Start of Provided text

There are several ways to avoid stack overflow, but due to the point you
raised, we never felt they were worth implementing. Also computer time
is very cheap compared to computer RAM.

1) The good: (this is more or less what you do)
We suppose the OS use copy on write for allocate memory. This allows us
to start with a really large stack without in fact using that much
memory. Only dirty pages really take up system resource.
We let GP free()/malloc() the stack when it return, to refresh the pages.

The drawback curently is that PARI will make no effort to not fill the
stack, and thus will use more memory than required. This is easy to fix
and I can eventually do it if I receive enough push :). This solution is
transparent for system with poor VM engine.

2) The bad: mmap(2)ing /dev/zero with MAP_FIXED to allocate the stack 
at some specified address, so that we can reallocate it at the same 
place. This look clever, but not only it is not portable but also
MAP_FIXED is not waranted to work at all.

3) The ugly: When the stack overflow we allocate a new stack twice
as large as the current one and we copy the old one a the start of the
new one. We keep the old one around until GP return, and make function
that matter about stack connexity to promote operand in the old stack
to the new one. This is slow and memory inefficient:
for example with a 1Gb of stack, PARI will use 3Gb of stack after
doubling once and 7Gb after doubling twice (to a 4Gb stack).

Cheers,
Bill.

End of Provided text
Start of Records supplied

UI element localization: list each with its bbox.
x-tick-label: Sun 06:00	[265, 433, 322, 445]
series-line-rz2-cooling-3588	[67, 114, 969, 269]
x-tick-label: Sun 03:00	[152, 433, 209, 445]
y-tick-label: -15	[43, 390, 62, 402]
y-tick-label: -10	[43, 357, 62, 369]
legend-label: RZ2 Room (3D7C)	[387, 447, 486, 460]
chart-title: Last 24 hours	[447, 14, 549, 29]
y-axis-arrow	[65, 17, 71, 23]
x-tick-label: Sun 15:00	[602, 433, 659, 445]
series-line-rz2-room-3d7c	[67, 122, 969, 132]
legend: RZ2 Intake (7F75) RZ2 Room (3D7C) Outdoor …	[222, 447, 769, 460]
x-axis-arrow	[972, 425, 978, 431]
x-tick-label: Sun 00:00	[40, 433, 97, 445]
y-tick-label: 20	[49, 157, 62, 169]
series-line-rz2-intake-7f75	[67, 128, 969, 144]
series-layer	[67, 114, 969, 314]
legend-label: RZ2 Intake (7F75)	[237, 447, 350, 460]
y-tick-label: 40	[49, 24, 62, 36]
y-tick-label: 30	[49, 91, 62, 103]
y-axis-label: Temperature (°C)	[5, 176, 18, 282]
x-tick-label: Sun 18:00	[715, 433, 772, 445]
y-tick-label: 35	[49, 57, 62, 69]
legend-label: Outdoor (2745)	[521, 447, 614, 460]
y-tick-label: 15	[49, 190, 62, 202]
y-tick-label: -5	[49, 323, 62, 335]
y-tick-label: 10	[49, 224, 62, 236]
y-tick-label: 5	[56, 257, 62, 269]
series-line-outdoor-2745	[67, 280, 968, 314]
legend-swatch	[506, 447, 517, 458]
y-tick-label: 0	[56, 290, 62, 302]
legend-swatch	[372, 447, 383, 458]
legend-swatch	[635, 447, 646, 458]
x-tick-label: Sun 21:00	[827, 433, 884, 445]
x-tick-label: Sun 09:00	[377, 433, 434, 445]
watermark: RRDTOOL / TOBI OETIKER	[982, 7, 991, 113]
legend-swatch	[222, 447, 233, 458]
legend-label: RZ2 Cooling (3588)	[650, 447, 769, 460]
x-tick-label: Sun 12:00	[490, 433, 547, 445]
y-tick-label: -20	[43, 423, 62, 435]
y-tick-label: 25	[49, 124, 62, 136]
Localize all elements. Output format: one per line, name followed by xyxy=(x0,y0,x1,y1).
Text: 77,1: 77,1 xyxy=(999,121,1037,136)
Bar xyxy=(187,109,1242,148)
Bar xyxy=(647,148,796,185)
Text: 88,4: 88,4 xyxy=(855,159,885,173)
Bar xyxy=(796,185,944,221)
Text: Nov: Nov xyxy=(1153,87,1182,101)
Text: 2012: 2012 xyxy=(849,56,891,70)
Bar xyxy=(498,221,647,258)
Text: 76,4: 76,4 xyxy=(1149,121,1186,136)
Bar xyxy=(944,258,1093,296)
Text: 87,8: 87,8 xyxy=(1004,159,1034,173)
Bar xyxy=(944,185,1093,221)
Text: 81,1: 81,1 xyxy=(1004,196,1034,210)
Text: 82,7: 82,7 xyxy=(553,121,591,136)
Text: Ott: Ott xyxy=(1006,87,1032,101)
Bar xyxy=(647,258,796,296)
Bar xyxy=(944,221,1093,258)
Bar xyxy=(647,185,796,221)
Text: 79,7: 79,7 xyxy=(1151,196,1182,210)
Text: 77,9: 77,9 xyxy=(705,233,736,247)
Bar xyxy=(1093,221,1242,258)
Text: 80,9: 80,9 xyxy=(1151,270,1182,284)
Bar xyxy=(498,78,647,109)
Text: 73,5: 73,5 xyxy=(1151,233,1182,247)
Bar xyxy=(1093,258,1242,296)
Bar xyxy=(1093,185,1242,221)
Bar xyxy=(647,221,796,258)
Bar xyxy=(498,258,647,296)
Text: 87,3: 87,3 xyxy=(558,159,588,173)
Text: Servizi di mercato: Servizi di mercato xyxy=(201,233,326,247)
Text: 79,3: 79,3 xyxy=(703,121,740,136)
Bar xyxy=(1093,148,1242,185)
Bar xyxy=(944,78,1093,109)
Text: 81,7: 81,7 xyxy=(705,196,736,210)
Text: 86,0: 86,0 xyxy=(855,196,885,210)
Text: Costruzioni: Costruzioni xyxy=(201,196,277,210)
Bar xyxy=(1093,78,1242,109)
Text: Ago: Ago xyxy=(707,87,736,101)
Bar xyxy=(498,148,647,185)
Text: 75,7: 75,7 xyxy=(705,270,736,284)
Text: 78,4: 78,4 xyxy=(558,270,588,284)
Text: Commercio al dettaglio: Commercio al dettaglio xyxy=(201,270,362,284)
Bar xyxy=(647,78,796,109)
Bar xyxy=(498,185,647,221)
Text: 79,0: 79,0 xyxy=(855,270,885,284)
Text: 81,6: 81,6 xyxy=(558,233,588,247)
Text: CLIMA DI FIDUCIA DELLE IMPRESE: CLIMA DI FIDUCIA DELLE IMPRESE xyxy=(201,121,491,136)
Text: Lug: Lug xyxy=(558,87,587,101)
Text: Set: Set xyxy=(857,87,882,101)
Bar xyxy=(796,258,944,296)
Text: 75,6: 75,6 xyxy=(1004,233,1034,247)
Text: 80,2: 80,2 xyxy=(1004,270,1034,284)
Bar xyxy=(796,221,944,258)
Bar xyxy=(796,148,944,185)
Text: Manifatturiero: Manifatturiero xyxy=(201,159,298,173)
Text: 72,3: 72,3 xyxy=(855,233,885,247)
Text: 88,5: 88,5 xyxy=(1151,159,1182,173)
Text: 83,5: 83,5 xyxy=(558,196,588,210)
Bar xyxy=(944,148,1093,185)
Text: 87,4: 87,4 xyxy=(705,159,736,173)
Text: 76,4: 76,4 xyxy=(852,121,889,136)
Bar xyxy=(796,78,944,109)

End of Records supplied

* _Aim A_:
From the stack overflow post, extract the passage starting with "1) The good: (this" and going on through "refresh the pages.".
* _Aim B_:
Name each label the stack overflow post gives to its numbered ways of avoiding stack overflow.

* _Task response A_:
1) The good: (this is more or less what you do)
We suppose the OS use copy on write for allocate memory. This allows us
to start with a really large stack without in fact using that much
memory. Only dirty pages really take up system resource.
We let GP free()/malloc() the stack when it return, to refresh the pages.

* _Task response B_:
The good
The bad
The ugly